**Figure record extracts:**
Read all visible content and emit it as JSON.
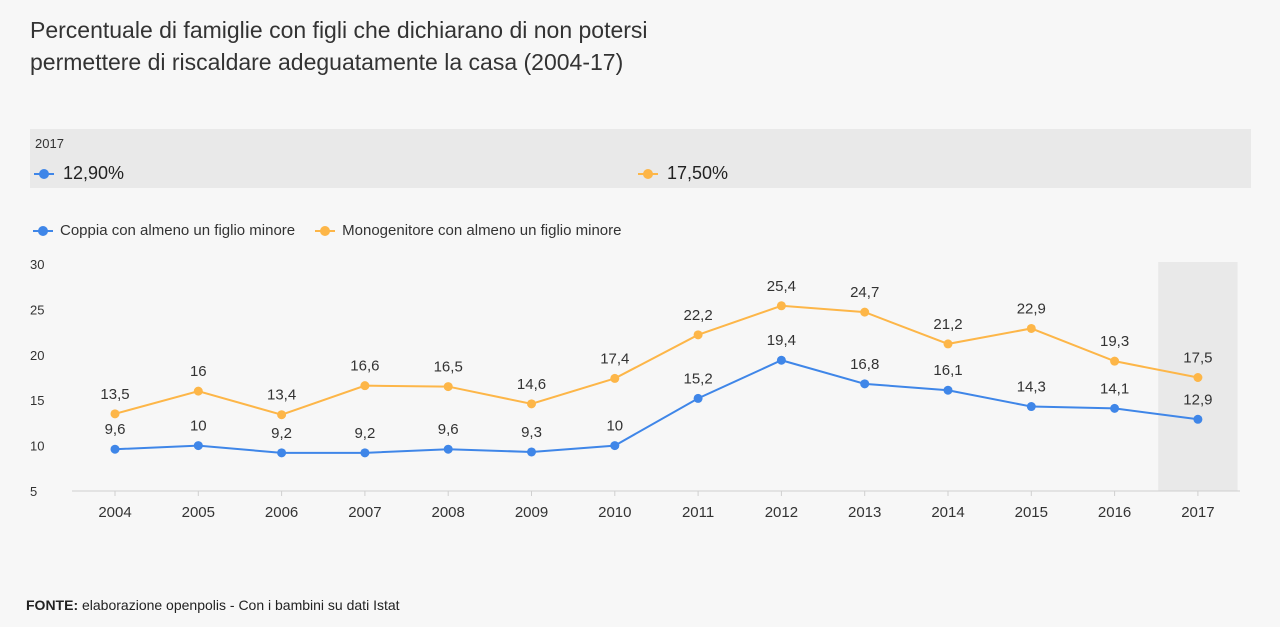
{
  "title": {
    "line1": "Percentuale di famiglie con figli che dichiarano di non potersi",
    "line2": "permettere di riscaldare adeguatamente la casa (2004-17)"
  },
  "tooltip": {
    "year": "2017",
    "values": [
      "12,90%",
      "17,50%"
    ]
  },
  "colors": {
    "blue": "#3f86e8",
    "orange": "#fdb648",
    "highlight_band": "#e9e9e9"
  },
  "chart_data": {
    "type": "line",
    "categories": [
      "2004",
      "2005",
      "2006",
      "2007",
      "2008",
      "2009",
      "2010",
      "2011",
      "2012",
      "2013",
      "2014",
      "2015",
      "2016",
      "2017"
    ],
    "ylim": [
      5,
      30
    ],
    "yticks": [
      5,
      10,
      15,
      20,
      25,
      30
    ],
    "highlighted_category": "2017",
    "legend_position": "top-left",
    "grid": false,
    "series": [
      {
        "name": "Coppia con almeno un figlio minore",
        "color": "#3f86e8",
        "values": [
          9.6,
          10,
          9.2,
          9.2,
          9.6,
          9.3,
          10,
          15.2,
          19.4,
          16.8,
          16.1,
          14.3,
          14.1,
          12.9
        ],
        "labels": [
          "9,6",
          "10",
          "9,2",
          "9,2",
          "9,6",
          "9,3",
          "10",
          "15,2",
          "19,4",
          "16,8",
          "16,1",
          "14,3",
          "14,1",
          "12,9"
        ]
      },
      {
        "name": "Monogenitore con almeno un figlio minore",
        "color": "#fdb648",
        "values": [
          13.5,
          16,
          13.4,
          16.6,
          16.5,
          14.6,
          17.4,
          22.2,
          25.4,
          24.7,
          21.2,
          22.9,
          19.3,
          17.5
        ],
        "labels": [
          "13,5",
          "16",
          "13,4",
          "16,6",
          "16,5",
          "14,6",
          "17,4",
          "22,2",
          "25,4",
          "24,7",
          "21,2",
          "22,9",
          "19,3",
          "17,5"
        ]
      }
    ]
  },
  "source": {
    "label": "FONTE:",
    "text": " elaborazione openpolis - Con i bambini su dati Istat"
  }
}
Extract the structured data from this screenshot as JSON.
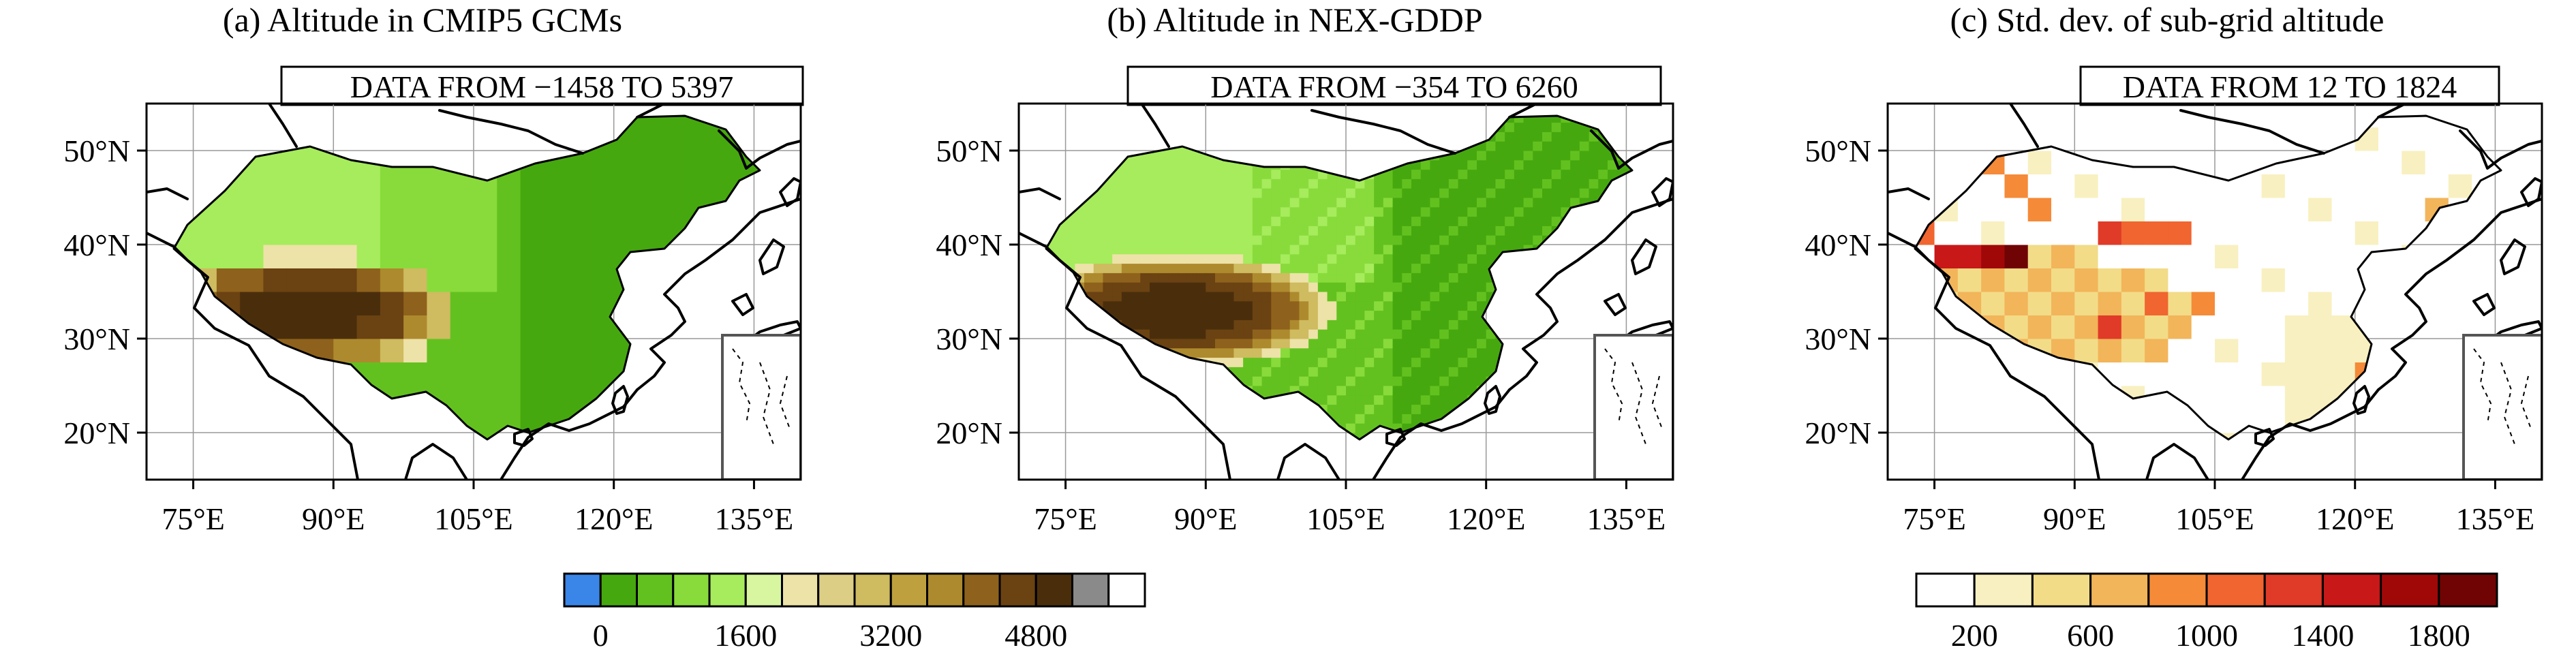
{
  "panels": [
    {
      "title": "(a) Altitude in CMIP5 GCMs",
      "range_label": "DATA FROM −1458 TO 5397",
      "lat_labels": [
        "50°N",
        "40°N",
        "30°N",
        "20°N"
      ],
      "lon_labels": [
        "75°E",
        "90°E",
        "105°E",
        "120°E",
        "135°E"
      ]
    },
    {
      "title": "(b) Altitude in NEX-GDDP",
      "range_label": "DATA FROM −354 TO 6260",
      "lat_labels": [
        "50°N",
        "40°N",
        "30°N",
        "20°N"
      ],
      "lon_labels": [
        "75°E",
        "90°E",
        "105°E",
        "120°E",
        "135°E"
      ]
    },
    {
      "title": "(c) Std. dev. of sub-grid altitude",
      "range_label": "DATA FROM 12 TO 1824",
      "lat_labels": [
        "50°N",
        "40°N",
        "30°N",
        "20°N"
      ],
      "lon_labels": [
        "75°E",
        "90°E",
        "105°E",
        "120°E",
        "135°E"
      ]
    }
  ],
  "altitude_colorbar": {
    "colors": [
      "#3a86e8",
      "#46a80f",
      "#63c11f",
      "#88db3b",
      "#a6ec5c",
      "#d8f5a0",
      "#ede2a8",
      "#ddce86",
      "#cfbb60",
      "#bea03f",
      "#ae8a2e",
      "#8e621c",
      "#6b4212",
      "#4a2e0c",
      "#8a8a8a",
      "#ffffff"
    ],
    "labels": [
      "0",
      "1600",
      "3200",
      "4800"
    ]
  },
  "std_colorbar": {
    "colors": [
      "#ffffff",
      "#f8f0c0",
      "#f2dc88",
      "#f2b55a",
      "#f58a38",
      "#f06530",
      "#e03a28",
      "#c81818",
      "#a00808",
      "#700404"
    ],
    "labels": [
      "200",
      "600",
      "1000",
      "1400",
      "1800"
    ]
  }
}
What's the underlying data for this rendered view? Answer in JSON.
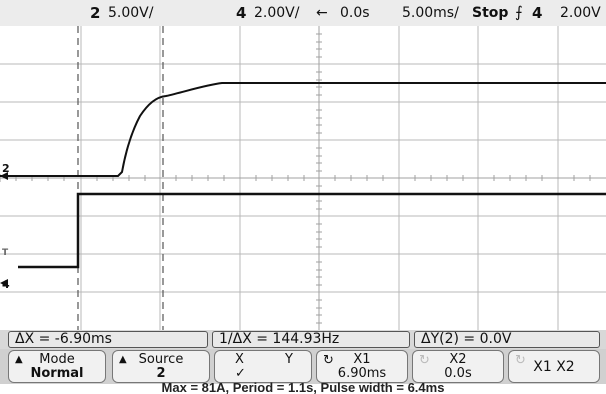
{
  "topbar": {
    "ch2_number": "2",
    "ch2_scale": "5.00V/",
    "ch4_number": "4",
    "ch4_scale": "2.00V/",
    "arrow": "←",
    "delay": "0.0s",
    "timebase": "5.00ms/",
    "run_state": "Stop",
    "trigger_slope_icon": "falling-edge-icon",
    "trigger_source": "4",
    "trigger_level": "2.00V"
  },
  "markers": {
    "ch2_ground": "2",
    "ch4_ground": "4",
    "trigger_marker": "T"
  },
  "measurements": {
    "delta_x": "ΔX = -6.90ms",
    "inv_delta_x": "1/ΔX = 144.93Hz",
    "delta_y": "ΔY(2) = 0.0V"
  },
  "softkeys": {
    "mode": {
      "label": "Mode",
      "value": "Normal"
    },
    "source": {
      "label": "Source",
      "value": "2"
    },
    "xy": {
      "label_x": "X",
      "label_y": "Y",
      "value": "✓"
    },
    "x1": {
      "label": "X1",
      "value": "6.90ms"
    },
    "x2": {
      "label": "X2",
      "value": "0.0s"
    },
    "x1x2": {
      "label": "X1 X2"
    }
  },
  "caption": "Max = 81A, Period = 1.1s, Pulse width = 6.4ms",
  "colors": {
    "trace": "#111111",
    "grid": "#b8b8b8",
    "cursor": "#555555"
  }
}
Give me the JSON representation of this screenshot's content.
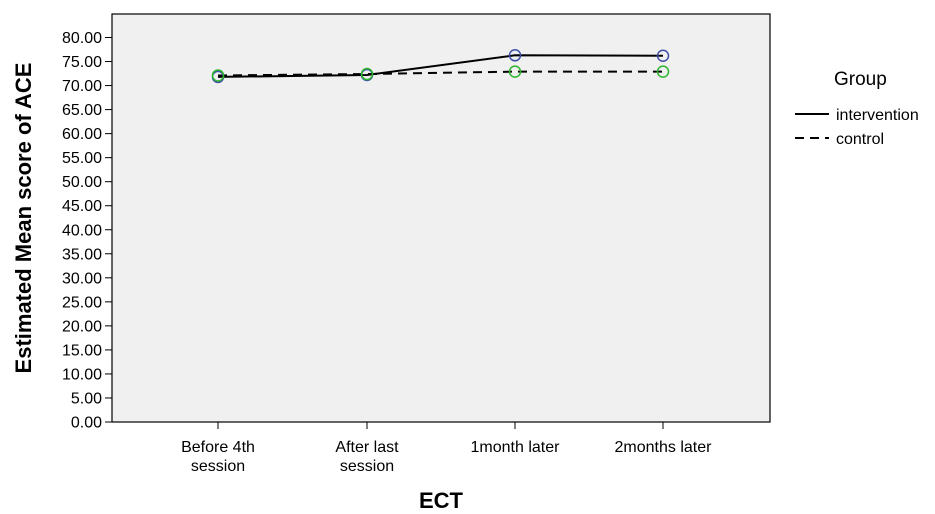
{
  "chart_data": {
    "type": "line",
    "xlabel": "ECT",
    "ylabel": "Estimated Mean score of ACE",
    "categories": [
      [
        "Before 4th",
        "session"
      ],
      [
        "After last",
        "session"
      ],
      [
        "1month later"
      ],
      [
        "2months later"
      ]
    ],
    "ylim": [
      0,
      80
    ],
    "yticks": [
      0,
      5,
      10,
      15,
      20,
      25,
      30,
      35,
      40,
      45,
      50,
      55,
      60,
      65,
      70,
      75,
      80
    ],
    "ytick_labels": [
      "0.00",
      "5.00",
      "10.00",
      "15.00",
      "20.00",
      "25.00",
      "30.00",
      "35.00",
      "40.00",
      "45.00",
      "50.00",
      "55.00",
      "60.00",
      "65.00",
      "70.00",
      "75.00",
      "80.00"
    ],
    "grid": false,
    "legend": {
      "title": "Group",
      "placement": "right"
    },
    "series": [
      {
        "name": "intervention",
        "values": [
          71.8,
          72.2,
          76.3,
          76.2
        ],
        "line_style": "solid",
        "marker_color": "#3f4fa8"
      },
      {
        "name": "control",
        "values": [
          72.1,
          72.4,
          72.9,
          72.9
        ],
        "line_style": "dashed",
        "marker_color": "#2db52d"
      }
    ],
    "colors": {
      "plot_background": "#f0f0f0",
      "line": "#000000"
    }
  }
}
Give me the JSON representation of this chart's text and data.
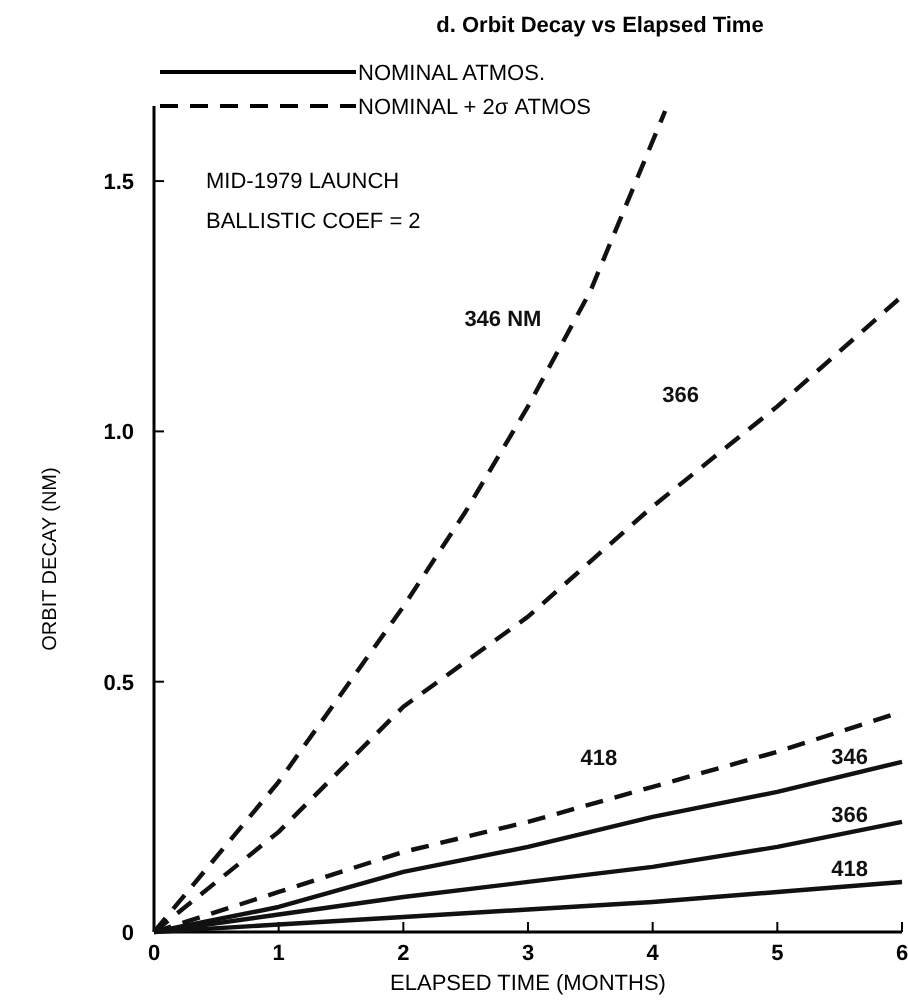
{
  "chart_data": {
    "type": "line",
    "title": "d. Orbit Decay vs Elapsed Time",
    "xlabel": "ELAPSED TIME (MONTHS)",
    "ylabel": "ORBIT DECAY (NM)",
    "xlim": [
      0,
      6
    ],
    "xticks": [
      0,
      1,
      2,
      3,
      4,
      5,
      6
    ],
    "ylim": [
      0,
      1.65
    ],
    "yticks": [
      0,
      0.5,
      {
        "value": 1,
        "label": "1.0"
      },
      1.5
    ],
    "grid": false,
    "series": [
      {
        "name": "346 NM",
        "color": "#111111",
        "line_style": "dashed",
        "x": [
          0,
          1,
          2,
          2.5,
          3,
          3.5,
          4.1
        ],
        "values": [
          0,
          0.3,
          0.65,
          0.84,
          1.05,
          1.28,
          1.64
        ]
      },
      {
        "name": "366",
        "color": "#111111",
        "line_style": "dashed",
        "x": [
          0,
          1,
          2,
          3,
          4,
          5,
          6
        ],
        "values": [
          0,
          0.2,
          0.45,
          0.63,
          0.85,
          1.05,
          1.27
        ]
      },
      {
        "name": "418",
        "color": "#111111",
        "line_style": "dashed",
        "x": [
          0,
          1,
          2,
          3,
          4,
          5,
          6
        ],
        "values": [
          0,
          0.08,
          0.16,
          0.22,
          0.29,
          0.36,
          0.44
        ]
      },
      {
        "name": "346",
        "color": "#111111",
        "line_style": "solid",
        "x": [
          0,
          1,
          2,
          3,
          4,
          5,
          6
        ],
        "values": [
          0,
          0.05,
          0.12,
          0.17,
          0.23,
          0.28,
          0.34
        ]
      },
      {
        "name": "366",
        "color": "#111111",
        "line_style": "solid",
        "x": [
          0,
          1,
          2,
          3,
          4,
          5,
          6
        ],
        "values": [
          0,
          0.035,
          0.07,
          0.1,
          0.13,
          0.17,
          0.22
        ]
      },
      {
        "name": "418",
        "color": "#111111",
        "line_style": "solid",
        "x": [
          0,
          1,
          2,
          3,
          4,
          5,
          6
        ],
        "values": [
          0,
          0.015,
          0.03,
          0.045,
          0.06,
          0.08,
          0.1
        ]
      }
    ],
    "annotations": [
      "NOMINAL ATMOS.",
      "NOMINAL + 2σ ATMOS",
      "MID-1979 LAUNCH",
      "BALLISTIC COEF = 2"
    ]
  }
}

**AIM:** Looking at the material above, count the lines containing the string "title" and reply with the count alone.

**SOLUTION FOR THIS EXERCISE:** 6